(Stored data entries)
* * * * *

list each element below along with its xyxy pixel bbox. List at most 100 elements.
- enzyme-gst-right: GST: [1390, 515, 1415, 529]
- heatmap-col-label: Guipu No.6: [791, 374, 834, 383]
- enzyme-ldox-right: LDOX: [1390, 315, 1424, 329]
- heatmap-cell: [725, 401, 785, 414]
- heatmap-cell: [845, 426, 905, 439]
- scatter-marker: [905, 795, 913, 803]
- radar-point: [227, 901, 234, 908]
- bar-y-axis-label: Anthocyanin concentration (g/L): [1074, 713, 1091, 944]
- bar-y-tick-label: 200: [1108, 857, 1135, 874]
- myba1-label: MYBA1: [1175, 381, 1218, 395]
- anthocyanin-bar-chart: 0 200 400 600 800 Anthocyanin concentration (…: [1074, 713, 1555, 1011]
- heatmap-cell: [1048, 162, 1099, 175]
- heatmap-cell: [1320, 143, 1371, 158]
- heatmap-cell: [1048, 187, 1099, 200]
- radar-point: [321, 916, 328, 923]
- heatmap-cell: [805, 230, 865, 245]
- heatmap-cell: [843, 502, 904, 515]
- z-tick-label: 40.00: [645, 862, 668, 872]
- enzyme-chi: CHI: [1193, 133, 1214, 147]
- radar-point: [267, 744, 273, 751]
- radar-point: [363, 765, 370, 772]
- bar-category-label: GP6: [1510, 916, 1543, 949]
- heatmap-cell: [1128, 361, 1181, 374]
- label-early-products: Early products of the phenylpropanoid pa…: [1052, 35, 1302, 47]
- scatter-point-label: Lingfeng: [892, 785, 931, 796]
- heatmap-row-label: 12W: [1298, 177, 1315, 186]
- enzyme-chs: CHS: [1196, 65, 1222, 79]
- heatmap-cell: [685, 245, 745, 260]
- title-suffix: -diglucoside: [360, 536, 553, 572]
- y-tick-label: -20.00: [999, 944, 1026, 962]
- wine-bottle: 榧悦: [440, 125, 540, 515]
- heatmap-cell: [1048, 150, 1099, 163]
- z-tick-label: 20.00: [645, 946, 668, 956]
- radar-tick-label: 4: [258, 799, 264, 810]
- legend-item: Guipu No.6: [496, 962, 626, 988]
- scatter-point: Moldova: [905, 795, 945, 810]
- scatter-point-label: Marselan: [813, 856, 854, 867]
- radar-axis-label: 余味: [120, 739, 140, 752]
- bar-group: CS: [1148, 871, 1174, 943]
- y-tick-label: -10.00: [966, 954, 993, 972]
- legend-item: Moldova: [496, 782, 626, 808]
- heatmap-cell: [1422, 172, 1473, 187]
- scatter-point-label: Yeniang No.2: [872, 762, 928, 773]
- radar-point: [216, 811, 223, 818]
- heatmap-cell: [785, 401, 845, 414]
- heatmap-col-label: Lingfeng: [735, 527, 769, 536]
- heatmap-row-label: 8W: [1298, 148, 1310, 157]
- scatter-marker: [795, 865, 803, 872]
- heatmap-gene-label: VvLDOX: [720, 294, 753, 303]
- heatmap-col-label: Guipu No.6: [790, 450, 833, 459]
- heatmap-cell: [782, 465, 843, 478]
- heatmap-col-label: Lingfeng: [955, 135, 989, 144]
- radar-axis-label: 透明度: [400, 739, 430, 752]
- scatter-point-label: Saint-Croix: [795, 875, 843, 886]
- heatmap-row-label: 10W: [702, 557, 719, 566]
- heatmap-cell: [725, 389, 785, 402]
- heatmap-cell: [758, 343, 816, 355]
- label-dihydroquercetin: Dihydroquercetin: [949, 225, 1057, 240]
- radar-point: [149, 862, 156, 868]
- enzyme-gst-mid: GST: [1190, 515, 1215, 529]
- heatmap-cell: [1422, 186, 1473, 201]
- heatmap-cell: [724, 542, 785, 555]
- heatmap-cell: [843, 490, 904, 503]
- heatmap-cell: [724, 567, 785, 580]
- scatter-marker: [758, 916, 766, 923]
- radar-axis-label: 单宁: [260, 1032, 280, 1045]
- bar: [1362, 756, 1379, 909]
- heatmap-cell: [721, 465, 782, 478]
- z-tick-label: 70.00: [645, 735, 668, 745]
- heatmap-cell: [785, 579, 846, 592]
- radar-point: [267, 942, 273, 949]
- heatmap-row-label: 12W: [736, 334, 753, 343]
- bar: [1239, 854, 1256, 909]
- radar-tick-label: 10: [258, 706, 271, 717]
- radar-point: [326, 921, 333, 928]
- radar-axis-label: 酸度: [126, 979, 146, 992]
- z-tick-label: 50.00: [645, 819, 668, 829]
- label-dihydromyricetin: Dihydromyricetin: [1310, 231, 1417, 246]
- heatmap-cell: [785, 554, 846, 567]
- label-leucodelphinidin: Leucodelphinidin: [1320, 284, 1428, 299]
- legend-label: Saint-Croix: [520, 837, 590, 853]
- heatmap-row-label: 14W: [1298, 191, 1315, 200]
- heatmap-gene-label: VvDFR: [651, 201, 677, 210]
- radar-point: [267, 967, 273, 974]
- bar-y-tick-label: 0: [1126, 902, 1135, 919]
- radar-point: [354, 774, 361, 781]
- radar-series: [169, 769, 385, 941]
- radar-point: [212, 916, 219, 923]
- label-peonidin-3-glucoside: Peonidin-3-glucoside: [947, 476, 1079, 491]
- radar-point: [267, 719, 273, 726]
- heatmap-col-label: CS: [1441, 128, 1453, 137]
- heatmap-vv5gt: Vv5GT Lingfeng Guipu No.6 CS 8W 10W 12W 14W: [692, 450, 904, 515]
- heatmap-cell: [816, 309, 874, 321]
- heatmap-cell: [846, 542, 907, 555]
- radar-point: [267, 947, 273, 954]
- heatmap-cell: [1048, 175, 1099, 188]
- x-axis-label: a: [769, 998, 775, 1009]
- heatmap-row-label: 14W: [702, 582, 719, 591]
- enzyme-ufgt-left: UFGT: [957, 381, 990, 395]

* * * * *

All lines in the records that contain "tick" are to be copied and returned.

Exercise result
- bar-y-tick-label: 200: [1108, 857, 1135, 874]
- z-tick-label: 40.00: [645, 862, 668, 872]
- y-tick-label: -20.00: [999, 944, 1026, 962]
- z-tick-label: 20.00: [645, 946, 668, 956]
- radar-tick-label: 4: [258, 799, 264, 810]
- y-tick-label: -10.00: [966, 954, 993, 972]
- z-tick-label: 70.00: [645, 735, 668, 745]
- radar-tick-label: 10: [258, 706, 271, 717]
- z-tick-label: 50.00: [645, 819, 668, 829]
- bar-y-tick-label: 0: [1126, 902, 1135, 919]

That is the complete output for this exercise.